Copy out every line exactly, passing over the pictures.

# Dataset items:
========================================================================

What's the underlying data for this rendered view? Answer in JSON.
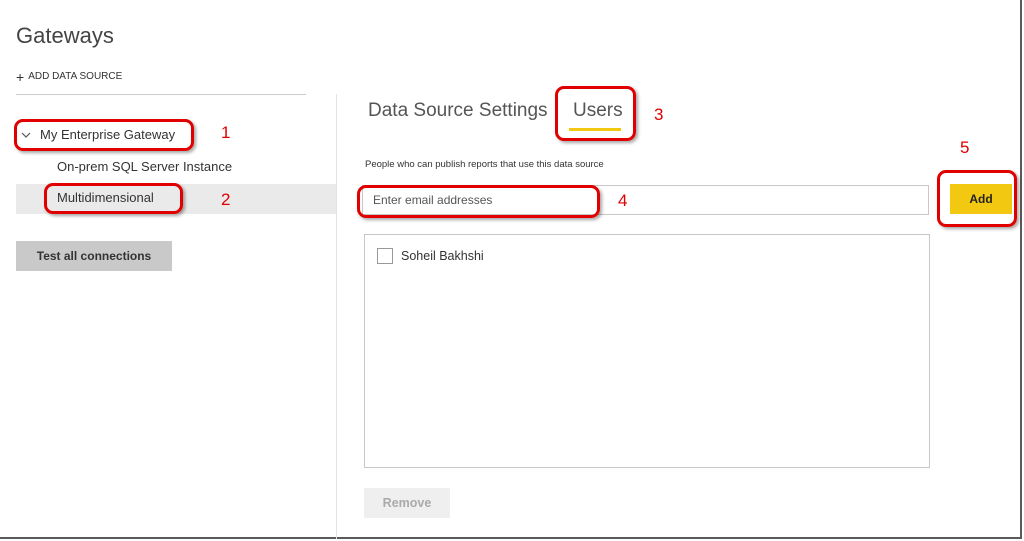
{
  "page": {
    "title": "Gateways"
  },
  "sidebar": {
    "add_data_source_label": "ADD DATA SOURCE",
    "gateway": {
      "label": "My Enterprise Gateway",
      "expanded": true
    },
    "data_sources": [
      {
        "label": "On-prem SQL Server Instance",
        "selected": false
      },
      {
        "label": "Multidimensional",
        "selected": true
      }
    ],
    "test_button_label": "Test all connections"
  },
  "main": {
    "tabs": [
      {
        "label": "Data Source Settings",
        "active": false
      },
      {
        "label": "Users",
        "active": true
      }
    ],
    "help_text": "People who can publish reports that use this data source",
    "email_input": {
      "placeholder": "Enter email addresses",
      "value": ""
    },
    "add_button_label": "Add",
    "users": [
      {
        "name": "Soheil Bakhshi",
        "checked": false
      }
    ],
    "remove_button_label": "Remove"
  },
  "annotations": [
    {
      "number": "1",
      "target": "gateway"
    },
    {
      "number": "2",
      "target": "data-source-multidimensional"
    },
    {
      "number": "3",
      "target": "tab-users"
    },
    {
      "number": "4",
      "target": "email-input"
    },
    {
      "number": "5",
      "target": "add-button"
    }
  ],
  "colors": {
    "accent": "#f2c811",
    "callout": "#e00000",
    "selected_bg": "#eaeaea",
    "button_gray": "#c9c9c9"
  }
}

========================================================================

# Completed task:
What's the underlying data for this rendered view? Answer in JSON.
{
  "page": {
    "title": "Gateways"
  },
  "sidebar": {
    "add_data_source_label": "ADD DATA SOURCE",
    "gateway": {
      "label": "My Enterprise Gateway",
      "expanded": true
    },
    "data_sources": [
      {
        "label": "On-prem SQL Server Instance",
        "selected": false
      },
      {
        "label": "Multidimensional",
        "selected": true
      }
    ],
    "test_button_label": "Test all connections"
  },
  "main": {
    "tabs": [
      {
        "label": "Data Source Settings",
        "active": false
      },
      {
        "label": "Users",
        "active": true
      }
    ],
    "help_text": "People who can publish reports that use this data source",
    "email_input": {
      "placeholder": "Enter email addresses",
      "value": ""
    },
    "add_button_label": "Add",
    "users": [
      {
        "name": "Soheil Bakhshi",
        "checked": false
      }
    ],
    "remove_button_label": "Remove"
  },
  "annotations": [
    {
      "number": "1",
      "target": "gateway"
    },
    {
      "number": "2",
      "target": "data-source-multidimensional"
    },
    {
      "number": "3",
      "target": "tab-users"
    },
    {
      "number": "4",
      "target": "email-input"
    },
    {
      "number": "5",
      "target": "add-button"
    }
  ],
  "colors": {
    "accent": "#f2c811",
    "callout": "#e00000",
    "selected_bg": "#eaeaea",
    "button_gray": "#c9c9c9"
  }
}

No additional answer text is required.